Task requirements » Lines containing the string "intake" are to be collected in full.

Given information »
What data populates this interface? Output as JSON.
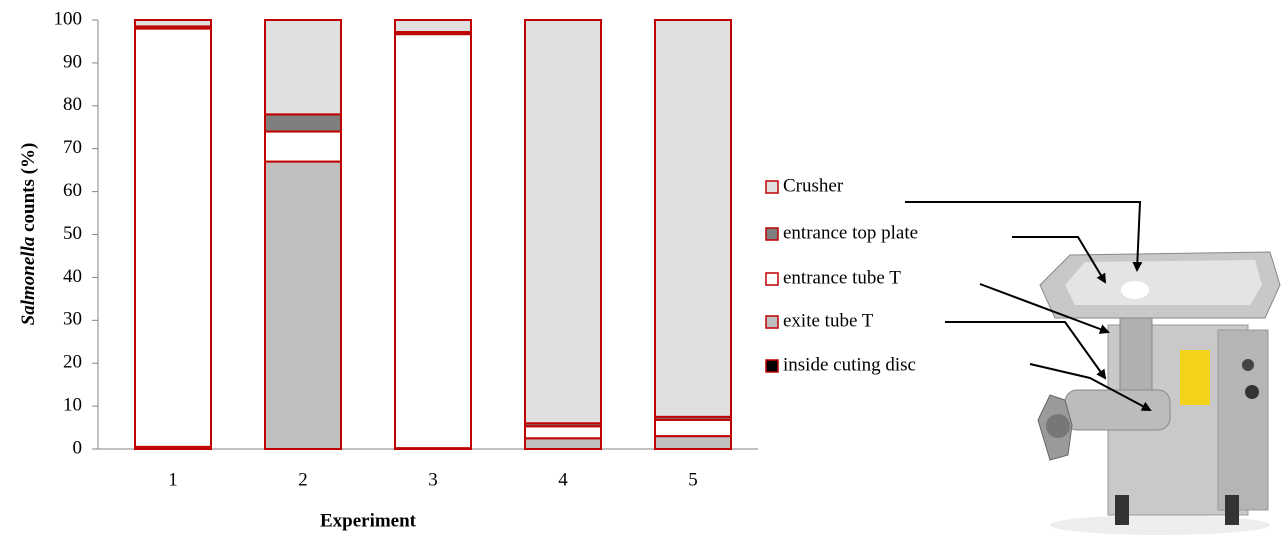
{
  "chart_data": {
    "type": "stacked_bar",
    "ylabel": [
      "Salmonella",
      "counts (%)"
    ],
    "xlabel": "Experiment",
    "categories": [
      "1",
      "2",
      "3",
      "4",
      "5"
    ],
    "series": [
      {
        "name": "inside cuting disc",
        "color": "#000000",
        "values": [
          0,
          0,
          0,
          0,
          0
        ]
      },
      {
        "name": "exite tube T",
        "color": "#bfbfbf",
        "values": [
          0.5,
          67,
          0.2,
          2.5,
          3
        ]
      },
      {
        "name": "entrance tube T",
        "color": "#ffffff",
        "values": [
          97.5,
          7,
          96.5,
          2.8,
          3.8
        ]
      },
      {
        "name": "entrance top plate",
        "color": "#7f7f7f",
        "values": [
          0.5,
          4,
          0.5,
          0.7,
          0.7
        ]
      },
      {
        "name": "Crusher",
        "color": "#e0e0e0",
        "values": [
          1.5,
          22,
          2.8,
          94,
          92.5
        ]
      }
    ],
    "edgecolor": "#c00000",
    "ylim": [
      0,
      100
    ],
    "yticks": [
      0,
      10,
      20,
      30,
      40,
      50,
      60,
      70,
      80,
      90,
      100
    ],
    "grid": false
  }
}
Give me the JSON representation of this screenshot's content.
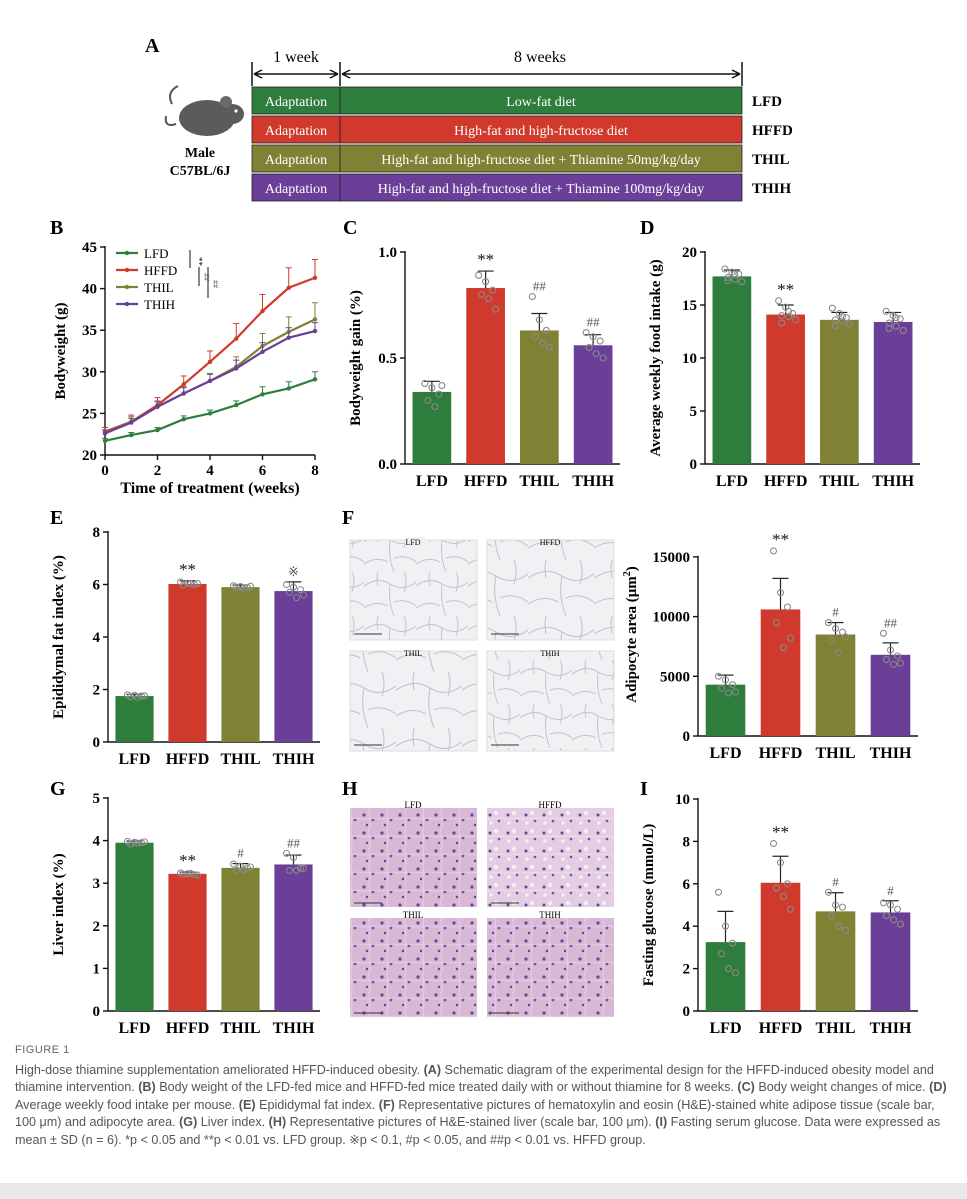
{
  "colors": {
    "LFD": "#2e7d3c",
    "HFFD": "#d03a2c",
    "THIL": "#7f8234",
    "THIH": "#6b3f98",
    "axis": "#111111"
  },
  "panelA": {
    "label": "A",
    "week1": "1 week",
    "week8": "8 weeks",
    "mouse_line1": "Male",
    "mouse_line2": "C57BL/6J",
    "rows": [
      {
        "adapt": "Adaptation",
        "diet": "Low-fat diet",
        "group": "LFD",
        "color": "#2e7d3c"
      },
      {
        "adapt": "Adaptation",
        "diet": "High-fat and high-fructose diet",
        "group": "HFFD",
        "color": "#d03a2c"
      },
      {
        "adapt": "Adaptation",
        "diet": "High-fat and high-fructose diet + Thiamine 50mg/kg/day",
        "group": "THIL",
        "color": "#7f8234"
      },
      {
        "adapt": "Adaptation",
        "diet": "High-fat and high-fructose diet + Thiamine 100mg/kg/day",
        "group": "THIH",
        "color": "#6b3f98"
      }
    ]
  },
  "micrographs": {
    "F": {
      "label": "F",
      "titles": [
        "LFD",
        "HFFD",
        "THIL",
        "THIH"
      ]
    },
    "H": {
      "label": "H",
      "titles": [
        "LFD",
        "HFFD",
        "THIL",
        "THIH"
      ]
    }
  },
  "chart_data": [
    {
      "id": "B",
      "label": "B",
      "type": "line",
      "xlabel": "Time of treatment (weeks)",
      "ylabel": "Bodyweight (g)",
      "x": [
        0,
        1,
        2,
        3,
        4,
        5,
        6,
        7,
        8
      ],
      "xticks": [
        0,
        2,
        4,
        6,
        8
      ],
      "ylim": [
        20,
        45
      ],
      "yticks": [
        20,
        25,
        30,
        35,
        40,
        45
      ],
      "legend_position": "top-left",
      "sig": [
        "**",
        "##",
        "##"
      ],
      "series": [
        {
          "name": "LFD",
          "values": [
            21.7,
            22.4,
            23.0,
            24.3,
            25.0,
            26.0,
            27.3,
            28.0,
            29.1
          ],
          "sd": [
            0.3,
            0.3,
            0.3,
            0.4,
            0.4,
            0.5,
            0.9,
            0.8,
            0.9
          ]
        },
        {
          "name": "HFFD",
          "values": [
            22.8,
            24.0,
            26.0,
            28.5,
            31.2,
            34.0,
            37.3,
            40.1,
            41.3
          ],
          "sd": [
            0.5,
            0.8,
            0.9,
            1.0,
            1.3,
            1.8,
            2.0,
            2.4,
            2.2
          ]
        },
        {
          "name": "THIL",
          "values": [
            22.6,
            24.0,
            25.8,
            27.4,
            28.9,
            30.6,
            33.1,
            34.8,
            36.3
          ],
          "sd": [
            0.4,
            0.6,
            0.7,
            0.8,
            0.9,
            1.2,
            1.5,
            1.8,
            2.0
          ]
        },
        {
          "name": "THIH",
          "values": [
            22.6,
            23.9,
            25.8,
            27.4,
            28.9,
            30.4,
            32.4,
            34.1,
            34.9
          ],
          "sd": [
            0.4,
            0.5,
            0.6,
            0.7,
            0.8,
            1.0,
            1.1,
            1.2,
            1.0
          ]
        }
      ]
    },
    {
      "id": "C",
      "label": "C",
      "type": "bar",
      "ylabel": "Bodyweight gain (%)",
      "categories": [
        "LFD",
        "HFFD",
        "THIL",
        "THIH"
      ],
      "values": [
        0.34,
        0.83,
        0.63,
        0.56
      ],
      "sd": [
        0.05,
        0.08,
        0.08,
        0.05
      ],
      "ylim": [
        0,
        1.0
      ],
      "yticks": [
        0.0,
        0.5,
        1.0
      ],
      "ydec": 1,
      "sig": [
        "",
        "**",
        "##",
        "##"
      ],
      "points": [
        [
          0.38,
          0.36,
          0.33,
          0.3,
          0.27,
          0.37
        ],
        [
          0.89,
          0.86,
          0.82,
          0.8,
          0.78,
          0.73
        ],
        [
          0.79,
          0.68,
          0.63,
          0.6,
          0.57,
          0.55
        ],
        [
          0.62,
          0.6,
          0.58,
          0.55,
          0.52,
          0.5
        ]
      ]
    },
    {
      "id": "D",
      "label": "D",
      "type": "bar",
      "ylabel": "Average weekly food intake (g)",
      "categories": [
        "LFD",
        "HFFD",
        "THIL",
        "THIH"
      ],
      "values": [
        17.7,
        14.1,
        13.6,
        13.4
      ],
      "sd": [
        0.6,
        0.9,
        0.7,
        0.9
      ],
      "ylim": [
        0,
        20
      ],
      "yticks": [
        0,
        5,
        10,
        15,
        20
      ],
      "ydec": 0,
      "sig": [
        "",
        "**",
        "",
        ""
      ],
      "points": [
        [
          18.4,
          18.1,
          17.9,
          17.6,
          17.4,
          17.2,
          17.3,
          17.9
        ],
        [
          15.4,
          14.8,
          14.2,
          14.0,
          13.9,
          13.6,
          13.3,
          14.4
        ],
        [
          14.7,
          14.2,
          13.8,
          13.6,
          13.5,
          13.2,
          13.0,
          13.9
        ],
        [
          14.4,
          14.0,
          13.7,
          13.3,
          13.0,
          12.6,
          12.8,
          13.8
        ]
      ]
    },
    {
      "id": "E",
      "label": "E",
      "type": "bar",
      "ylabel": "Epididymal fat index (%)",
      "categories": [
        "LFD",
        "HFFD",
        "THIL",
        "THIH"
      ],
      "values": [
        1.75,
        6.02,
        5.9,
        5.75
      ],
      "sd": [
        0.07,
        0.12,
        0.08,
        0.35
      ],
      "ylim": [
        0,
        8
      ],
      "yticks": [
        0,
        2,
        4,
        6,
        8
      ],
      "ydec": 0,
      "sig": [
        "",
        "**",
        "",
        "※"
      ],
      "points": [
        [
          1.8,
          1.78,
          1.75,
          1.72,
          1.7,
          1.76
        ],
        [
          6.1,
          6.05,
          6.0,
          5.98,
          6.02,
          6.04
        ],
        [
          5.95,
          5.92,
          5.88,
          5.9,
          5.86,
          5.93
        ],
        [
          6.0,
          5.9,
          5.8,
          5.7,
          5.5,
          5.6
        ]
      ]
    },
    {
      "id": "F",
      "label": "",
      "type": "bar",
      "ylabel": "Adipocyte area (μm²)",
      "categories": [
        "LFD",
        "HFFD",
        "THIL",
        "THIH"
      ],
      "values": [
        4300,
        10600,
        8500,
        6800
      ],
      "sd": [
        800,
        2600,
        1000,
        1000
      ],
      "ylim": [
        0,
        17000
      ],
      "yticks": [
        0,
        5000,
        10000,
        15000
      ],
      "ydec": 0,
      "sig": [
        "",
        "**",
        "#",
        "##"
      ],
      "points": [
        [
          5000,
          4700,
          4300,
          4000,
          3600,
          3700
        ],
        [
          15500,
          12000,
          10800,
          9500,
          7400,
          8200
        ],
        [
          9500,
          9000,
          8700,
          8000,
          7000,
          8300
        ],
        [
          8600,
          7200,
          6700,
          6400,
          6000,
          6100
        ]
      ]
    },
    {
      "id": "G",
      "label": "G",
      "type": "bar",
      "ylabel": "Liver index (%)",
      "categories": [
        "LFD",
        "HFFD",
        "THIL",
        "THIH"
      ],
      "values": [
        3.95,
        3.22,
        3.36,
        3.44
      ],
      "sd": [
        0.04,
        0.04,
        0.1,
        0.22
      ],
      "ylim": [
        0,
        5
      ],
      "yticks": [
        0,
        1,
        2,
        3,
        4,
        5
      ],
      "ydec": 0,
      "sig": [
        "",
        "**",
        "#",
        "##"
      ],
      "points": [
        [
          3.98,
          3.96,
          3.95,
          3.92,
          3.94,
          3.97
        ],
        [
          3.24,
          3.22,
          3.2,
          3.21,
          3.23,
          3.19
        ],
        [
          3.45,
          3.4,
          3.35,
          3.3,
          3.32,
          3.38
        ],
        [
          3.7,
          3.6,
          3.35,
          3.3,
          3.3,
          3.35
        ]
      ]
    },
    {
      "id": "I",
      "label": "I",
      "type": "bar",
      "ylabel": "Fasting glucose (mmol/L)",
      "categories": [
        "LFD",
        "HFFD",
        "THIL",
        "THIH"
      ],
      "values": [
        3.25,
        6.05,
        4.7,
        4.65
      ],
      "sd": [
        1.45,
        1.25,
        0.88,
        0.55
      ],
      "ylim": [
        0,
        10
      ],
      "yticks": [
        0,
        2,
        4,
        6,
        8,
        10
      ],
      "ydec": 0,
      "sig": [
        "",
        "**",
        "#",
        "#"
      ],
      "points": [
        [
          5.6,
          4.0,
          3.2,
          2.7,
          2.0,
          1.8
        ],
        [
          7.9,
          7.0,
          6.0,
          5.8,
          5.4,
          4.8
        ],
        [
          5.6,
          5.0,
          4.9,
          4.5,
          4.0,
          3.8
        ],
        [
          5.1,
          5.0,
          4.8,
          4.5,
          4.3,
          4.1
        ]
      ]
    }
  ],
  "caption": {
    "label": "FIGURE 1",
    "segments": [
      {
        "b": false,
        "t": "High-dose thiamine supplementation ameliorated HFFD-induced obesity. "
      },
      {
        "b": true,
        "t": "(A)"
      },
      {
        "b": false,
        "t": " Schematic diagram of the experimental design for the HFFD-induced obesity model and thiamine intervention. "
      },
      {
        "b": true,
        "t": "(B)"
      },
      {
        "b": false,
        "t": " Body weight of the LFD-fed mice and HFFD-fed mice treated daily with or without thiamine for 8 weeks. "
      },
      {
        "b": true,
        "t": "(C)"
      },
      {
        "b": false,
        "t": " Body weight changes of mice. "
      },
      {
        "b": true,
        "t": "(D)"
      },
      {
        "b": false,
        "t": " Average weekly food intake per mouse. "
      },
      {
        "b": true,
        "t": "(E)"
      },
      {
        "b": false,
        "t": " Epididymal fat index. "
      },
      {
        "b": true,
        "t": "(F)"
      },
      {
        "b": false,
        "t": " Representative pictures of hematoxylin and eosin (H&E)-stained white adipose tissue (scale bar, 100 μm) and adipocyte area. "
      },
      {
        "b": true,
        "t": "(G)"
      },
      {
        "b": false,
        "t": " Liver index. "
      },
      {
        "b": true,
        "t": "(H)"
      },
      {
        "b": false,
        "t": " Representative pictures of H&E-stained liver (scale bar, 100 μm). "
      },
      {
        "b": true,
        "t": "(I)"
      },
      {
        "b": false,
        "t": " Fasting serum glucose. Data were expressed as mean ± SD (n = 6). *p < 0.05 and **p < 0.01 vs. LFD group. ※p < 0.1, #p < 0.05, and ##p < 0.01 vs. HFFD group."
      }
    ]
  }
}
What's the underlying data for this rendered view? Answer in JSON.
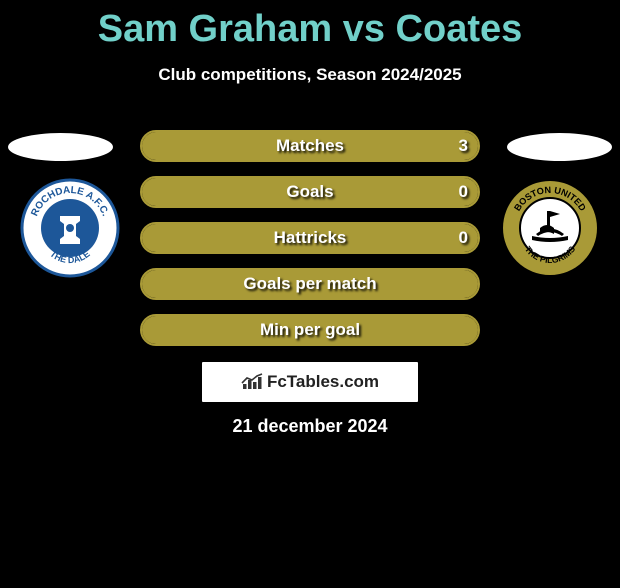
{
  "title": "Sam Graham vs Coates",
  "subtitle": "Club competitions, Season 2024/2025",
  "accent_color": "#71d0c9",
  "bars": {
    "border_color": "#a99a37",
    "fill_color": "#a99a37",
    "items": [
      {
        "label": "Matches",
        "left": "",
        "right": "3",
        "left_pct": 0,
        "right_pct": 100
      },
      {
        "label": "Goals",
        "left": "",
        "right": "0",
        "left_pct": 0,
        "right_pct": 100
      },
      {
        "label": "Hattricks",
        "left": "",
        "right": "0",
        "left_pct": 0,
        "right_pct": 100
      },
      {
        "label": "Goals per match",
        "left": "",
        "right": "",
        "left_pct": 0,
        "right_pct": 100
      },
      {
        "label": "Min per goal",
        "left": "",
        "right": "",
        "left_pct": 0,
        "right_pct": 100
      }
    ]
  },
  "brand": "FcTables.com",
  "date": "21 december 2024",
  "crest_left": {
    "outer": "#1d5799",
    "inner": "#ffffff",
    "text_top": "ROCHDALE A.F.C.",
    "text_bottom": "THE DALE"
  },
  "crest_right": {
    "outer": "#a99a37",
    "inner": "#ffffff",
    "ring": "#000000",
    "text_top": "BOSTON UNITED",
    "text_bottom": "THE PILGRIMS"
  }
}
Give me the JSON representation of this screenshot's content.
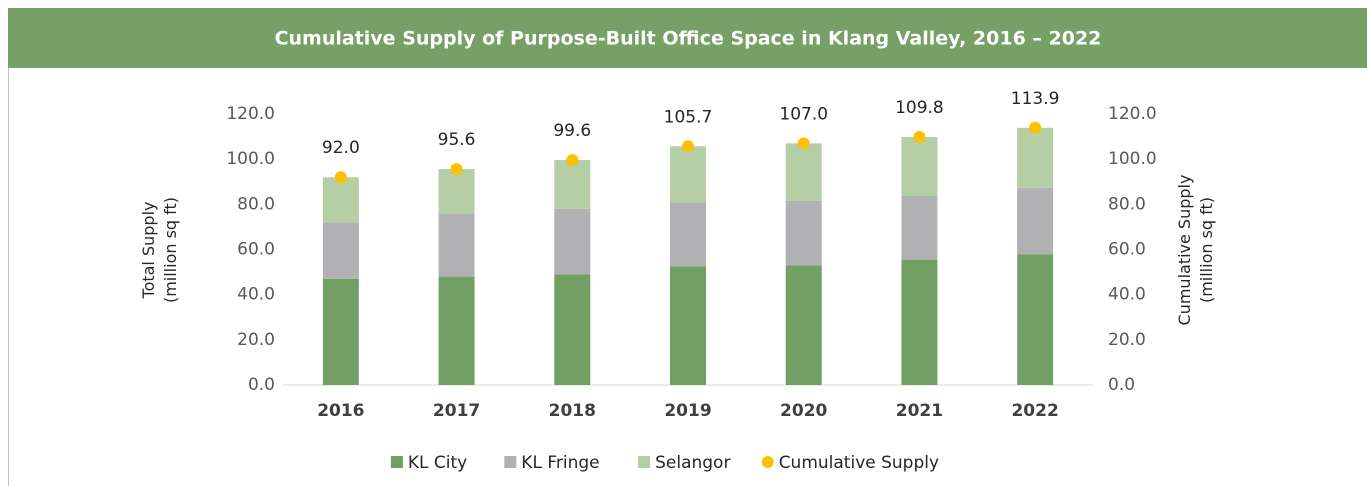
{
  "chart_data": {
    "type": "bar",
    "stacked": true,
    "title": "Cumulative Supply of Purpose-Built Office Space in Klang Valley, 2016 – 2022",
    "ylabel": [
      "Total Supply",
      "(million sq ft)"
    ],
    "y2label": [
      "Cumulative Supply",
      "(million sq ft)"
    ],
    "categories": [
      "2016",
      "2017",
      "2018",
      "2019",
      "2020",
      "2021",
      "2022"
    ],
    "series": [
      {
        "name": "KL City",
        "color": "#72a064",
        "values": [
          47.0,
          48.0,
          49.0,
          52.5,
          53.0,
          55.5,
          57.8
        ]
      },
      {
        "name": "KL Fringe",
        "color": "#b1b1b3",
        "values": [
          25.0,
          27.7,
          29.0,
          28.3,
          28.5,
          28.2,
          29.5
        ]
      },
      {
        "name": "Selangor",
        "color": "#b5cea6",
        "values": [
          20.0,
          19.9,
          21.6,
          24.9,
          25.5,
          26.1,
          26.6
        ]
      },
      {
        "name": "Cumulative Supply",
        "color": "#ffc000",
        "type": "scatter",
        "axis": "y2",
        "values": [
          92.0,
          95.6,
          99.6,
          105.7,
          107.0,
          109.8,
          113.9
        ],
        "value_labels": [
          "92.0",
          "95.6",
          "99.6",
          "105.7",
          "107.0",
          "109.8",
          "113.9"
        ]
      }
    ],
    "ylim": [
      0,
      120
    ],
    "yticks": [
      {
        "value": 0,
        "label": "0.0"
      },
      {
        "value": 20,
        "label": "20.0"
      },
      {
        "value": 40,
        "label": "40.0"
      },
      {
        "value": 60,
        "label": "60.0"
      },
      {
        "value": 80,
        "label": "80.0"
      },
      {
        "value": 100,
        "label": "100.0"
      },
      {
        "value": 120,
        "label": "120.0"
      }
    ],
    "y2lim": [
      0,
      120
    ],
    "y2ticks": [
      {
        "value": 0,
        "label": "0.0"
      },
      {
        "value": 20,
        "label": "20.0"
      },
      {
        "value": 40,
        "label": "40.0"
      },
      {
        "value": 60,
        "label": "60.0"
      },
      {
        "value": 80,
        "label": "80.0"
      },
      {
        "value": 100,
        "label": "100.0"
      },
      {
        "value": 120,
        "label": "120.0"
      }
    ],
    "grid": false,
    "legend": "bottom"
  }
}
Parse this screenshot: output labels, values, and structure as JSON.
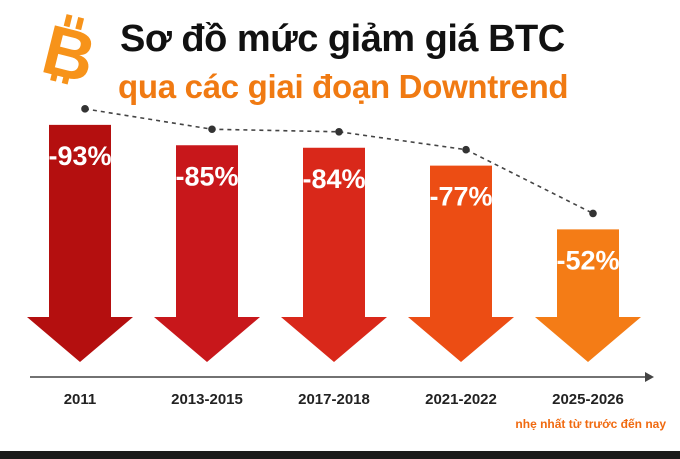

Finished task »
      "ylabel": "Average weekly food intake (g)",
        "t": " Average weekly food intake per mouse. "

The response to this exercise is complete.